Problem description :: Pull every line containing "Edward" out of the material below.

Dataset extract ::

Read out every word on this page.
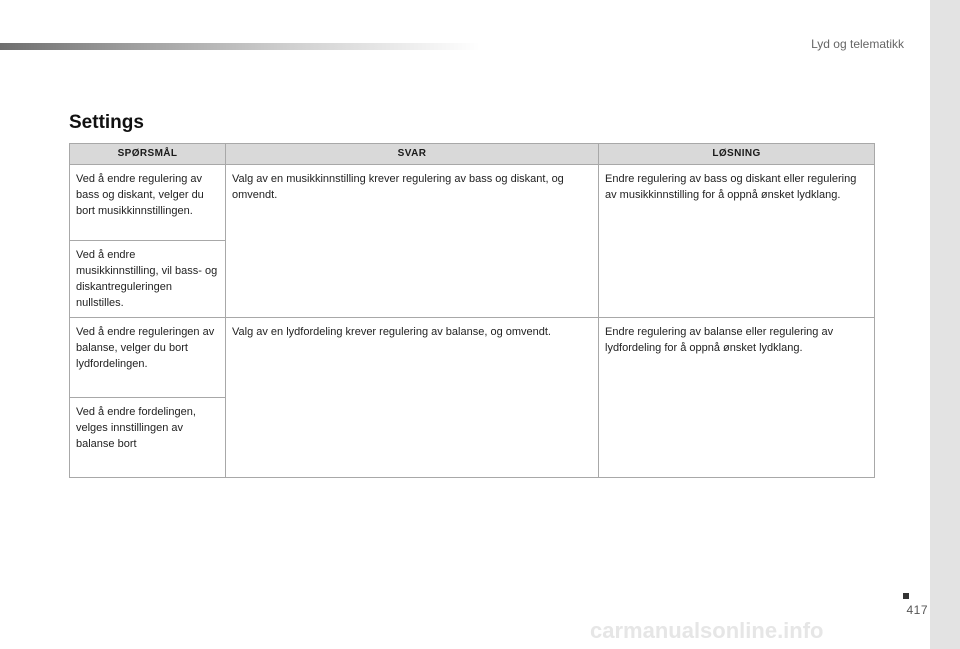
Lyd og telematikk
Settings
SPØRSMÅL	SVAR	LØSNING
Ved å endre regulering av bass og diskant, velger du bort musikkinnstillingen.	Valg av en musikkinnstilling krever regulering av bass og diskant, og omvendt.	Endre regulering av bass og diskant eller regulering av musikkinnstilling for å oppnå ønsket lydklang.
Ved å endre musikkinnstilling, vil bass- og diskantreguleringen nullstilles.		
Ved å endre reguleringen av balanse, velger du bort lydfordelingen.	Valg av en lydfordeling krever regulering av balanse, og omvendt.	Endre regulering av balanse eller regulering av lydfordeling for å oppnå ønsket lydklang.
Ved å endre fordelingen, velges innstillingen av balanse bort		
417
carmanualsonline.info
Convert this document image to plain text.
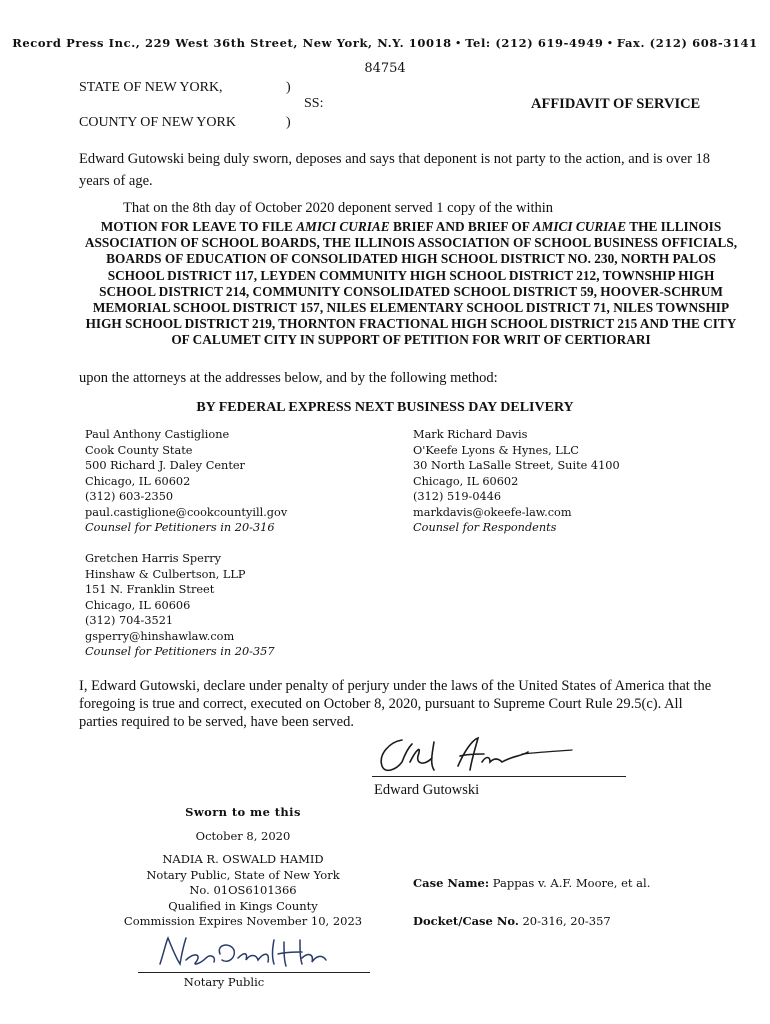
Record Press Inc., 229 West 36th Street, New York, N.Y. 10018 • Tel: (212) 619-4949 • Fax. (212) 608-3141
84754
STATE OF NEW YORK,	)
SS:
COUNTY OF NEW YORK	)
AFFIDAVIT OF SERVICE
Edward Gutowski being duly sworn, deposes and says that deponent is not party to the action, and is over 18 years of age.
That on the 8th day of October 2020 deponent served 1 copy of the within
MOTION FOR LEAVE TO FILE AMICI CURIAE BRIEF AND BRIEF OF AMICI CURIAE THE ILLINOIS ASSOCIATION OF SCHOOL BOARDS, THE ILLINOIS ASSOCIATION OF SCHOOL BUSINESS OFFICIALS, BOARDS OF EDUCATION OF CONSOLIDATED HIGH SCHOOL DISTRICT NO. 230, NORTH PALOS SCHOOL DISTRICT 117, LEYDEN COMMUNITY HIGH SCHOOL DISTRICT 212, TOWNSHIP HIGH SCHOOL DISTRICT 214, COMMUNITY CONSOLIDATED SCHOOL DISTRICT 59, HOOVER-SCHRUM MEMORIAL SCHOOL DISTRICT 157, NILES ELEMENTARY SCHOOL DISTRICT 71, NILES TOWNSHIP HIGH SCHOOL DISTRICT 219, THORNTON FRACTIONAL HIGH SCHOOL DISTRICT 215 AND THE CITY OF CALUMET CITY IN SUPPORT OF PETITION FOR WRIT OF CERTIORARI
upon the attorneys at the addresses below, and by the following method:
BY FEDERAL EXPRESS NEXT BUSINESS DAY DELIVERY
Paul Anthony Castiglione
Cook County State
500 Richard J. Daley Center
Chicago, IL 60602
(312) 603-2350
paul.castiglione@cookcountyill.gov
Counsel for Petitioners in 20-316
Mark Richard Davis
O'Keefe Lyons & Hynes, LLC
30 North LaSalle Street, Suite 4100
Chicago, IL 60602
(312) 519-0446
markdavis@okeefe-law.com
Counsel for Respondents
Gretchen Harris Sperry
Hinshaw & Culbertson, LLP
151 N. Franklin Street
Chicago, IL 60606
(312) 704-3521
gsperry@hinshawlaw.com
Counsel for Petitioners in 20-357
I, Edward Gutowski, declare under penalty of perjury under the laws of the United States of America that the foregoing is true and correct, executed on October 8, 2020, pursuant to Supreme Court Rule 29.5(c). All parties required to be served, have been served.
Edward Gutowski
Sworn to me this
October 8, 2020
NADIA R. OSWALD HAMID
Notary Public, State of New York
No. 01OS6101366
Qualified in Kings County
Commission Expires November 10, 2023
Notary Public
Case Name: Pappas v. A.F. Moore, et al.
Docket/Case No. 20-316, 20-357
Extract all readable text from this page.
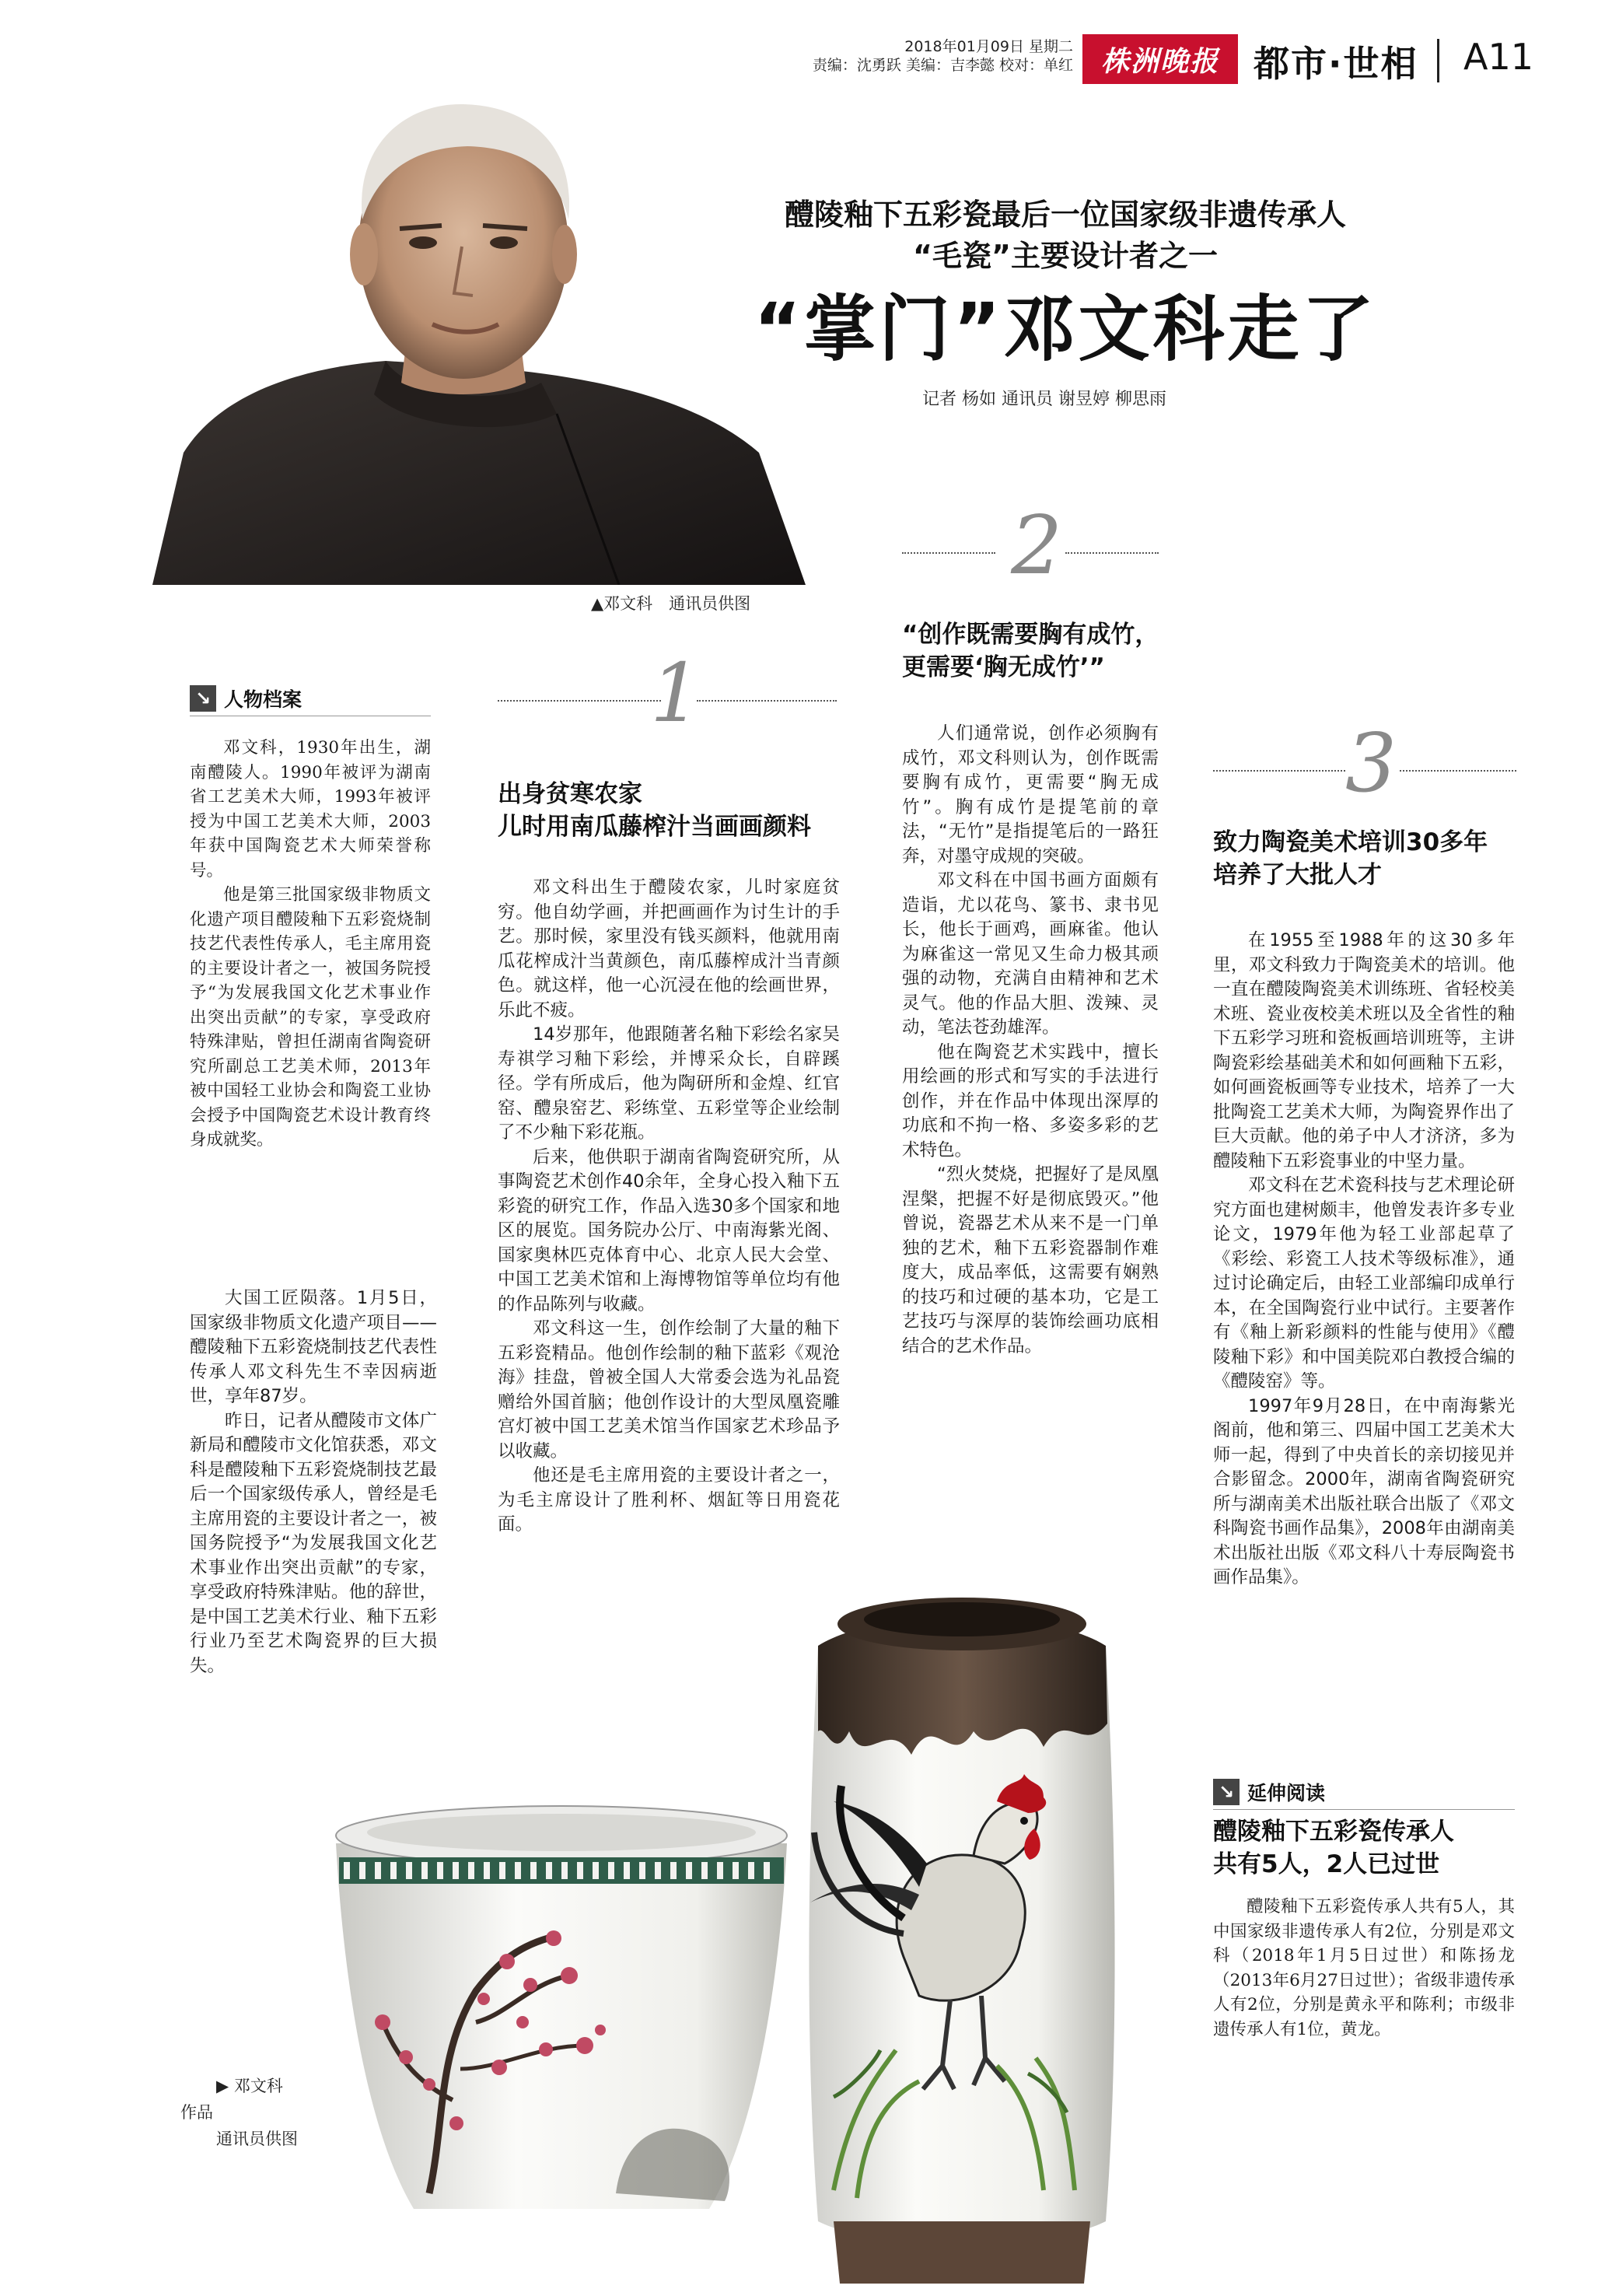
2018年01月09日 星期二
责编：沈勇跃 美编：吉李懿 校对：单红 株洲晚报 都市·世相 A11
▲邓文科　通讯员供图
醴陵釉下五彩瓷最后一位国家级非遗传承人
“毛瓷”主要设计者之一
“掌门”邓文科走了
记者 杨如 通讯员 谢昱婷 柳思雨
↘ 人物档案

邓文科，1930年出生，湖南醴陵人。1990年被评为湖南省工艺美术大师，1993年被评授为中国工艺美术大师，2003年获中国陶瓷艺术大师荣誉称号。

他是第三批国家级非物质文化遗产项目醴陵釉下五彩瓷烧制技艺代表性传承人，毛主席用瓷的主要设计者之一，被国务院授予“为发展我国文化艺术事业作出突出贡献”的专家，享受政府特殊津贴，曾担任湖南省陶瓷研究所副总工艺美术师，2013年被中国轻工业协会和陶瓷工业协会授予中国陶瓷艺术设计教育终身成就奖。

大国工匠陨落。1月5日，国家级非物质文化遗产项目——醴陵釉下五彩瓷烧制技艺代表性传承人邓文科先生不幸因病逝世，享年87岁。

昨日，记者从醴陵市文体广新局和醴陵市文化馆获悉，邓文科是醴陵釉下五彩瓷烧制技艺最后一个国家级传承人，曾经是毛主席用瓷的主要设计者之一，被国务院授予“为发展我国文化艺术事业作出突出贡献”的专家，享受政府特殊津贴。他的辞世，是中国工艺美术行业、釉下五彩行业乃至艺术陶瓷界的巨大损失。

1
出身贫寒农家
儿时用南瓜藤榨汁当画画颜料

邓文科出生于醴陵农家，儿时家庭贫穷。他自幼学画，并把画画作为讨生计的手艺。那时候，家里没有钱买颜料，他就用南瓜花榨成汁当黄颜色，南瓜藤榨成汁当青颜色。就这样，他一心沉浸在他的绘画世界，乐此不疲。

14岁那年，他跟随著名釉下彩绘名家吴寿祺学习釉下彩绘，并博采众长，自辟蹊径。学有所成后，他为陶研所和金煌、红官窑、醴泉窑艺、彩练堂、五彩堂等企业绘制了不少釉下彩花瓶。

后来，他供职于湖南省陶瓷研究所，从事陶瓷艺术创作40余年，全身心投入釉下五彩瓷的研究工作，作品入选30多个国家和地区的展览。国务院办公厅、中南海紫光阁、国家奥林匹克体育中心、北京人民大会堂、中国工艺美术馆和上海博物馆等单位均有他的作品陈列与收藏。

邓文科这一生，创作绘制了大量的釉下五彩瓷精品。他创作绘制的釉下蓝彩《观沧海》挂盘，曾被全国人大常委会选为礼品瓷赠给外国首脑；他创作设计的大型凤凰瓷雕宫灯被中国工艺美术馆当作国家艺术珍品予以收藏。

他还是毛主席用瓷的主要设计者之一，为毛主席设计了胜利杯、烟缸等日用瓷花面。

2
“创作既需要胸有成竹，
更需要‘胸无成竹’”

人们通常说，创作必须胸有成竹，邓文科则认为，创作既需要胸有成竹，更需要“胸无成竹”。胸有成竹是提笔前的章法，“无竹”是指提笔后的一路狂奔，对墨守成规的突破。

邓文科在中国书画方面颇有造诣，尤以花鸟、篆书、隶书见长，他长于画鸡，画麻雀。他认为麻雀这一常见又生命力极其顽强的动物，充满自由精神和艺术灵气。他的作品大胆、泼辣、灵动，笔法苍劲雄浑。

他在陶瓷艺术实践中，擅长用绘画的形式和写实的手法进行创作，并在作品中体现出深厚的功底和不拘一格、多姿多彩的艺术特色。

“烈火焚烧，把握好了是凤凰涅槃，把握不好是彻底毁灭。”他曾说，瓷器艺术从来不是一门单独的艺术，釉下五彩瓷器制作难度大，成品率低，这需要有娴熟的技巧和过硬的基本功，它是工艺技巧与深厚的装饰绘画功底相结合的艺术作品。

3
致力陶瓷美术培训30多年
培养了大批人才

在1955至1988年的这30多年里，邓文科致力于陶瓷美术的培训。他一直在醴陵陶瓷美术训练班、省轻校美术班、瓷业夜校美术班以及全省性的釉下五彩学习班和瓷板画培训班等，主讲陶瓷彩绘基础美术和如何画釉下五彩，如何画瓷板画等专业技术，培养了一大批陶瓷工艺美术大师，为陶瓷界作出了巨大贡献。他的弟子中人才济济，多为醴陵釉下五彩瓷事业的中坚力量。

邓文科在艺术瓷科技与艺术理论研究方面也建树颇丰，他曾发表许多专业论文，1979年他为轻工业部起草了《彩绘、彩瓷工人技术等级标准》，通过讨论确定后，由轻工业部编印成单行本，在全国陶瓷行业中试行。主要著作有《釉上新彩颜料的性能与使用》《醴陵釉下彩》和中国美院邓白教授合编的《醴陵窑》等。

1997年9月28日，在中南海紫光阁前，他和第三、四届中国工艺美术大师一起，得到了中央首长的亲切接见并合影留念。2000年，湖南省陶瓷研究所与湖南美术出版社联合出版了《邓文科陶瓷书画作品集》，2008年由湖南美术出版社出版《邓文科八十寿辰陶瓷书画作品集》。

↘ 延伸阅读
醴陵釉下五彩瓷传承人
共有5人，2人已过世

醴陵釉下五彩瓷传承人共有5人，其中国家级非遗传承人有2位，分别是邓文科（2018年1月5日过世）和陈扬龙（2013年6月27日过世）；省级非遗传承人有2位，分别是黄永平和陈利；市级非遗传承人有1位，黄龙。

▶ 邓文科
作品
通讯员供图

Solution for this exercise ::
Edward Gutowski being duly sworn, deposes and says that deponent is not party to the action, and is over 18 years of age.
I, Edward Gutowski, declare under penalty of perjury under the laws of the United States of America that the foregoing is true and correct, executed on October 8, 2020, pursuant to Supreme Court Rule 29.5(c). All parties required to be served, have been served.
Edward Gutowski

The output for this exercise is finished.